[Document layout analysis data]
--------------------------------------------------

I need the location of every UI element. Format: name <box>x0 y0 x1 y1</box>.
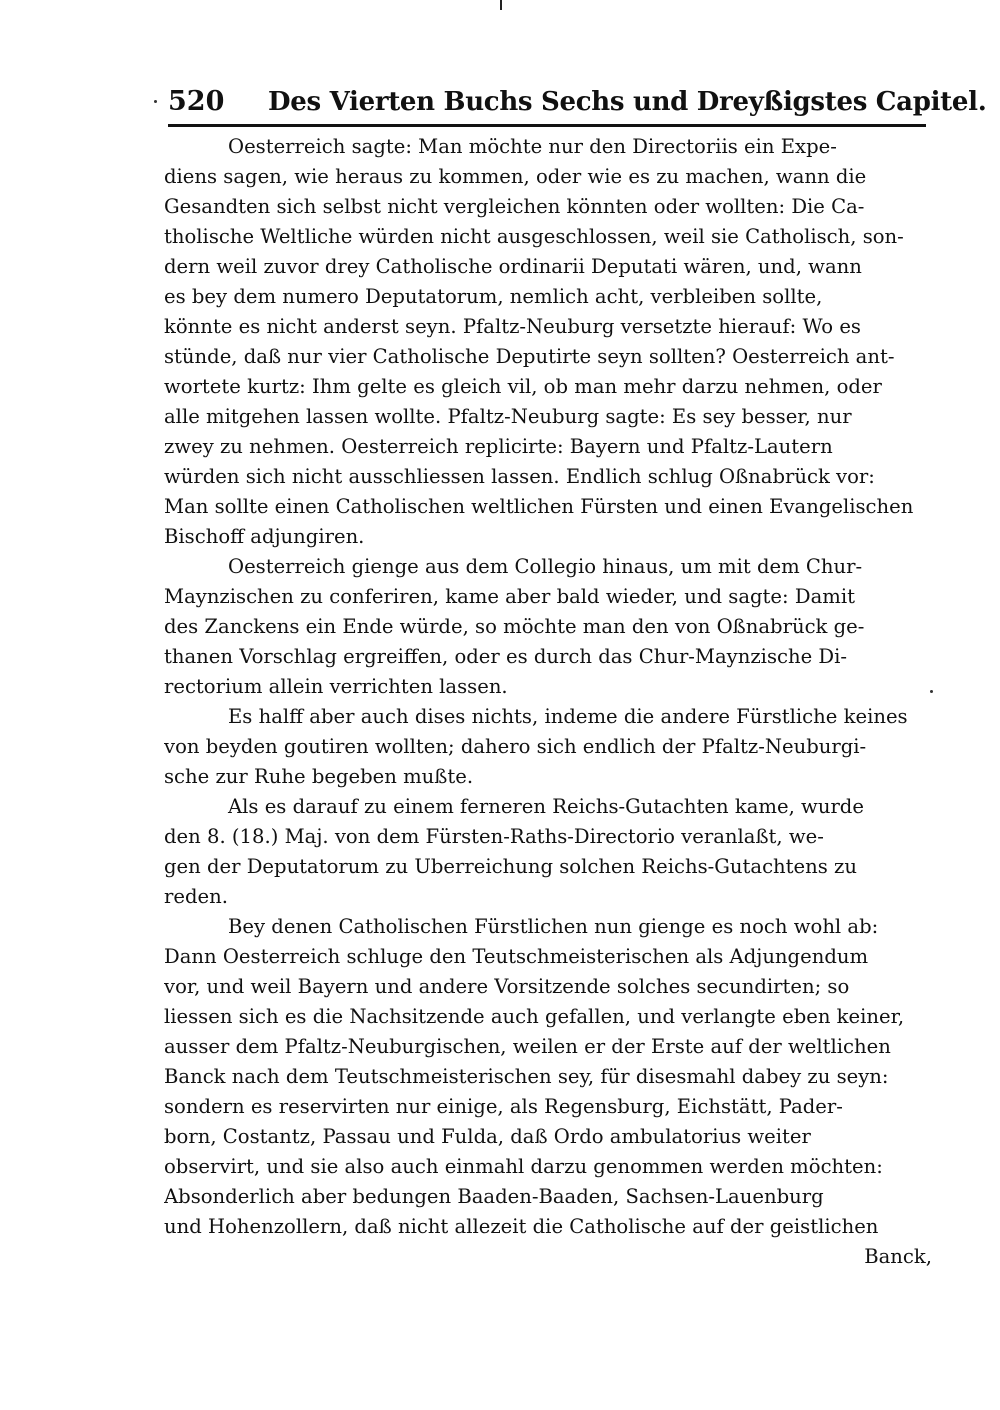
catchword: Banck, <box>864 1245 932 1268</box>
text-line: und Hohenzollern, daß nicht allezeit die Catholische auf der geistlichen <box>164 1215 879 1238</box>
text-line: vor, und weil Bayern und andere Vorsitzende solches secundirten; so <box>164 975 850 998</box>
text-line: alle mitgehen lassen wollte. Pfaltz-Neuburg sagte: Es sey besser, nur <box>164 405 852 428</box>
text-line: den 8. (18.) Maj. von dem Fürsten-Raths-Directorio veranlaßt, we- <box>164 825 824 848</box>
text-line: Man sollte einen Catholischen weltlichen Fürsten und einen Evangelischen <box>164 495 914 518</box>
paragraph <box>164 702 932 792</box>
paragraph <box>164 552 932 702</box>
text-line: rectorium allein verrichten lassen. <box>164 675 508 698</box>
text-line: des Zanckens ein Ende würde, so möchte man den von Oßnabrück ge- <box>164 615 865 638</box>
paragraph <box>164 132 932 552</box>
text-line: observirt, und sie also auch einmahl darzu genommen werden möchten: <box>164 1155 883 1178</box>
text-line: diens sagen, wie heraus zu kommen, oder wie es zu machen, wann die <box>164 165 867 188</box>
text-line: reden. <box>164 885 228 908</box>
text-line: Maynzischen zu conferiren, kame aber bald wieder, und sagte: Damit <box>164 585 855 608</box>
text-line: stünde, daß nur vier Catholische Deputirte seyn sollten? Oesterreich ant- <box>164 345 895 368</box>
text-line: Bey denen Catholischen Fürstlichen nun gienge es noch wohl ab: <box>228 915 879 938</box>
text-line: sondern es reservirten nur einige, als Regensburg, Eichstätt, Pader- <box>164 1095 843 1118</box>
text-line: gen der Deputatorum zu Uberreichung solchen Reichs-Gutachtens zu <box>164 855 857 878</box>
ink-speck <box>930 690 933 693</box>
body-text <box>164 132 932 1272</box>
text-line: würden sich nicht ausschliessen lassen. Endlich schlug Oßnabrück vor: <box>164 465 875 488</box>
page-number: 520 <box>168 86 225 117</box>
text-line: thanen Vorschlag ergreiffen, oder es durch das Chur-Maynzische Di- <box>164 645 848 668</box>
text-line: liessen sich es die Nachsitzende auch gefallen, und verlangte eben keiner, <box>164 1005 905 1028</box>
text-line: wortete kurtz: Ihm gelte es gleich vil, ob man mehr darzu nehmen, oder <box>164 375 882 398</box>
page-header <box>168 82 987 122</box>
text-line: Als es darauf zu einem ferneren Reichs-Gutachten kame, wurde <box>228 795 864 818</box>
header-rule <box>168 124 926 127</box>
text-line: Banck nach dem Teutschmeisterischen sey, für disesmahl dabey zu seyn: <box>164 1065 889 1088</box>
text-line: Oesterreich sagte: Man möchte nur den Directoriis ein Expe- <box>228 135 837 158</box>
text-line: ausser dem Pfaltz-Neuburgischen, weilen er der Erste auf der weltlichen <box>164 1035 891 1058</box>
text-line: Bischoff adjungiren. <box>164 525 365 548</box>
paragraph <box>164 912 932 1242</box>
text-line: Dann Oesterreich schluge den Teutschmeisterischen als Adjungendum <box>164 945 869 968</box>
running-title: Des Vierten Buchs Sechs und Dreyßigstes Capitel. <box>268 87 987 117</box>
text-line: von beyden goutiren wollten; dahero sich endlich der Pfaltz-Neuburgi- <box>164 735 867 758</box>
text-line: Absonderlich aber bedungen Baaden-Baaden, Sachsen-Lauenburg <box>164 1185 824 1208</box>
text-line: Es halff aber auch dises nichts, indeme die andere Fürstliche keines <box>228 705 908 728</box>
text-line: dern weil zuvor drey Catholische ordinarii Deputati wären, und, wann <box>164 255 862 278</box>
text-line: könnte es nicht anderst seyn. Pfaltz-Neuburg versetzte hierauf: Wo es <box>164 315 861 338</box>
text-line: es bey dem numero Deputatorum, nemlich acht, verbleiben sollte, <box>164 285 823 308</box>
paragraph <box>164 792 932 912</box>
text-line: Oesterreich gienge aus dem Collegio hinaus, um mit dem Chur- <box>228 555 863 578</box>
text-line: born, Costantz, Passau und Fulda, daß Ordo ambulatorius weiter <box>164 1125 811 1148</box>
text-line: zwey zu nehmen. Oesterreich replicirte: Bayern und Pfaltz-Lautern <box>164 435 833 458</box>
binding-mark <box>500 0 502 10</box>
text-line: tholische Weltliche würden nicht ausgeschlossen, weil sie Catholisch, son- <box>164 225 904 248</box>
text-line: Gesandten sich selbst nicht vergleichen könnten oder wollten: Die Ca- <box>164 195 865 218</box>
text-line: sche zur Ruhe begeben mußte. <box>164 765 474 788</box>
ink-speck <box>154 100 157 103</box>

--------------------------------------------------

#### TASK GOAL:
What is needed is each line of the entries that contains the word "aber".

#### ANSWER AREA:
text-line: Maynzischen zu conferiren, kame aber bald wieder, und sagte: Damit <box>164 585 855 608</box>
text-line: Absonderlich aber bedungen Baaden-Baaden, Sachsen-Lauenburg <box>164 1185 824 1208</box>
text-line: Es halff aber auch dises nichts, indeme die andere Fürstliche keines <box>228 705 908 728</box>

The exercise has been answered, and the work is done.